• [CHALLENGE]: Repeat each line of the material below exactly as it appears, minus any pictures.

start

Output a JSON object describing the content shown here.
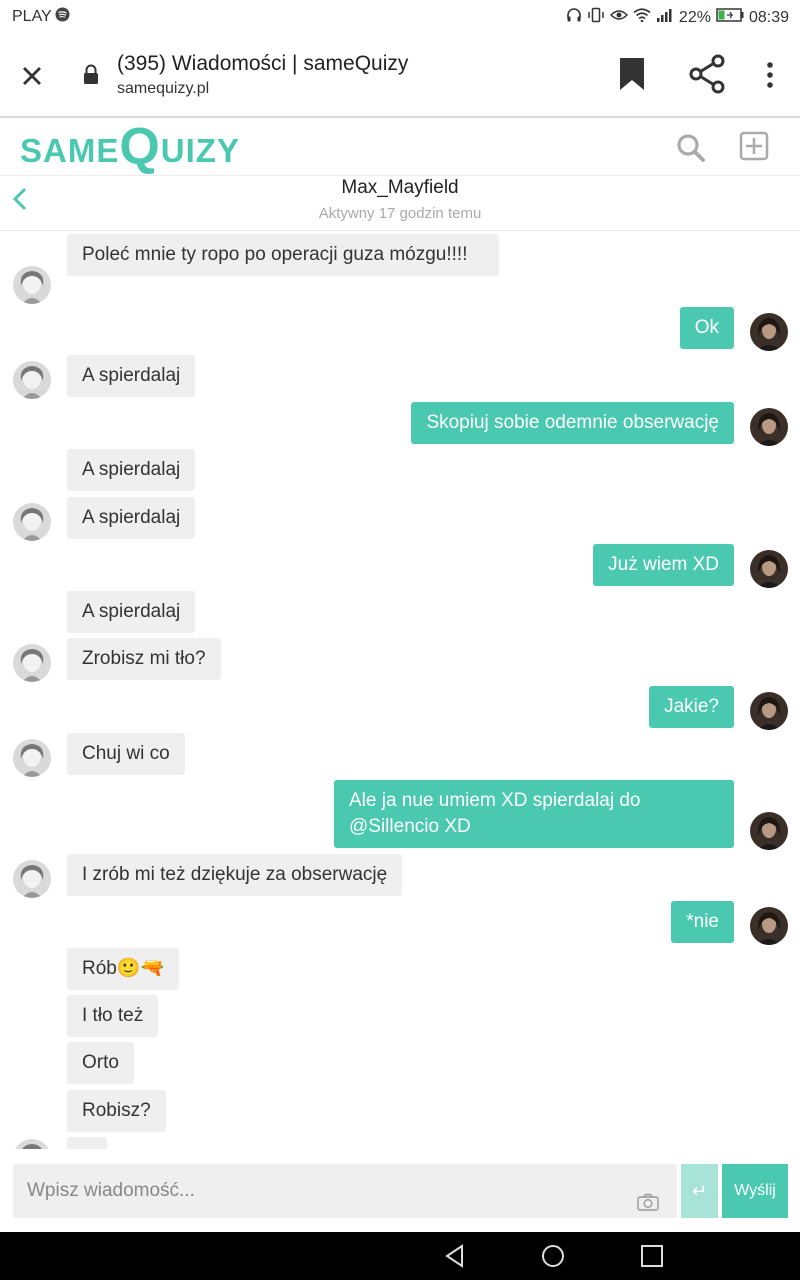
{
  "status_bar": {
    "carrier": "PLAY",
    "battery": "22%",
    "time": "08:39"
  },
  "browser": {
    "title": "(395) Wiadomości | sameQuizy",
    "url": "samequizy.pl"
  },
  "site": {
    "logo_same": "SAME",
    "logo_q": "Q",
    "logo_uizy": "UIZY",
    "brand_color": "#4ac9b0"
  },
  "conversation": {
    "name": "Max_Mayfield",
    "status": "Aktywny 17 godzin temu"
  },
  "messages": [
    {
      "side": "in",
      "text": "Poleć mnie ty ropo po operacji guza mózgu!!!!",
      "avatar": true
    },
    {
      "side": "out",
      "text": "Ok",
      "avatar": true
    },
    {
      "side": "in",
      "text": "A spierdalaj",
      "avatar": true
    },
    {
      "side": "out",
      "text": "Skopiuj sobie odemnie obserwację",
      "avatar": true
    },
    {
      "side": "in",
      "text": "A spierdalaj",
      "avatar": false
    },
    {
      "side": "in",
      "text": "A spierdalaj",
      "avatar": true
    },
    {
      "side": "out",
      "text": "Już wiem XD",
      "avatar": true
    },
    {
      "side": "in",
      "text": "A spierdalaj",
      "avatar": false
    },
    {
      "side": "in",
      "text": "Zrobisz mi tło?",
      "avatar": true
    },
    {
      "side": "out",
      "text": "Jakie?",
      "avatar": true
    },
    {
      "side": "in",
      "text": "Chuj wi co",
      "avatar": true
    },
    {
      "side": "out",
      "text": "Ale ja nue umiem XD spierdalaj do @Sillencio XD",
      "avatar": true
    },
    {
      "side": "in",
      "text": "I zrób mi też dziękuje za obserwację",
      "avatar": true
    },
    {
      "side": "out",
      "text": "*nie",
      "avatar": true
    },
    {
      "side": "in",
      "text": "Rób🙂🔫",
      "avatar": false
    },
    {
      "side": "in",
      "text": "I tło też",
      "avatar": false
    },
    {
      "side": "in",
      "text": "Orto",
      "avatar": false
    },
    {
      "side": "in",
      "text": "Robisz?",
      "avatar": false
    }
  ],
  "composer": {
    "placeholder": "Wpisz wiadomość...",
    "send_label": "Wyślij",
    "enter_icon": "↵"
  },
  "icons": {
    "close": "close-icon",
    "lock": "lock-icon",
    "bookmark": "bookmark-icon",
    "share": "share-icon",
    "more": "more-vertical-icon",
    "search": "search-icon",
    "add": "add-square-icon",
    "back": "chevron-left-icon",
    "camera": "camera-icon"
  }
}
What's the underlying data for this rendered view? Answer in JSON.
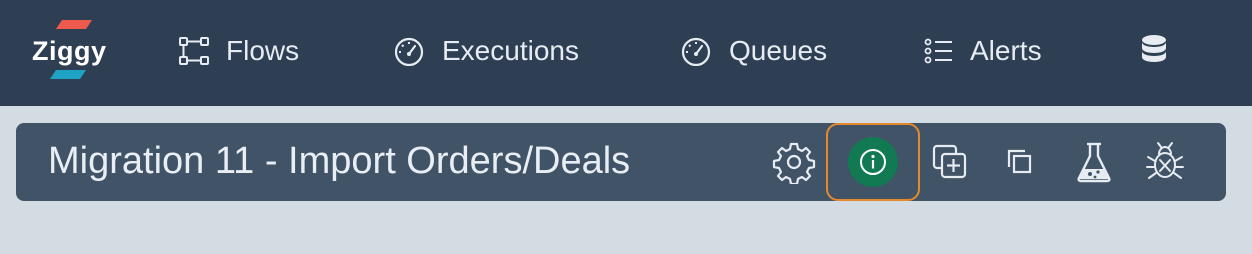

end

• [SOLVED PROBLEM]:
Output a JSON object describing the content shown here.
{
  "status_bar": {
    "carrier": "PLAY",
    "battery": "22%",
    "time": "08:39"
  },
  "browser": {
    "title": "(395) Wiadomości | sameQuizy",
    "url": "samequizy.pl"
  },
  "site": {
    "logo_same": "SAME",
    "logo_q": "Q",
    "logo_uizy": "UIZY",
    "brand_color": "#4ac9b0"
  },
  "conversation": {
    "name": "Max_Mayfield",
    "status": "Aktywny 17 godzin temu"
  },
  "messages": [
    {
      "side": "in",
      "text": "Poleć mnie ty ropo po operacji guza mózgu!!!!",
      "avatar": true
    },
    {
      "side": "out",
      "text": "Ok",
      "avatar": true
    },
    {
      "side": "in",
      "text": "A spierdalaj",
      "avatar": true
    },
    {
      "side": "out",
      "text": "Skopiuj sobie odemnie obserwację",
      "avatar": true
    },
    {
      "side": "in",
      "text": "A spierdalaj",
      "avatar": false
    },
    {
      "side": "in",
      "text": "A spierdalaj",
      "avatar": true
    },
    {
      "side": "out",
      "text": "Już wiem XD",
      "avatar": true
    },
    {
      "side": "in",
      "text": "A spierdalaj",
      "avatar": false
    },
    {
      "side": "in",
      "text": "Zrobisz mi tło?",
      "avatar": true
    },
    {
      "side": "out",
      "text": "Jakie?",
      "avatar": true
    },
    {
      "side": "in",
      "text": "Chuj wi co",
      "avatar": true
    },
    {
      "side": "out",
      "text": "Ale ja nue umiem XD spierdalaj do @Sillencio XD",
      "avatar": true
    },
    {
      "side": "in",
      "text": "I zrób mi też dziękuje za obserwację",
      "avatar": true
    },
    {
      "side": "out",
      "text": "*nie",
      "avatar": true
    },
    {
      "side": "in",
      "text": "Rób🙂🔫",
      "avatar": false
    },
    {
      "side": "in",
      "text": "I tło też",
      "avatar": false
    },
    {
      "side": "in",
      "text": "Orto",
      "avatar": false
    },
    {
      "side": "in",
      "text": "Robisz?",
      "avatar": false
    }
  ],
  "composer": {
    "placeholder": "Wpisz wiadomość...",
    "send_label": "Wyślij",
    "enter_icon": "↵"
  },
  "icons": {
    "close": "close-icon",
    "lock": "lock-icon",
    "bookmark": "bookmark-icon",
    "share": "share-icon",
    "more": "more-vertical-icon",
    "search": "search-icon",
    "add": "add-square-icon",
    "back": "chevron-left-icon",
    "camera": "camera-icon"
  }
}
What's the underlying data for this rendered view? Answer in JSON.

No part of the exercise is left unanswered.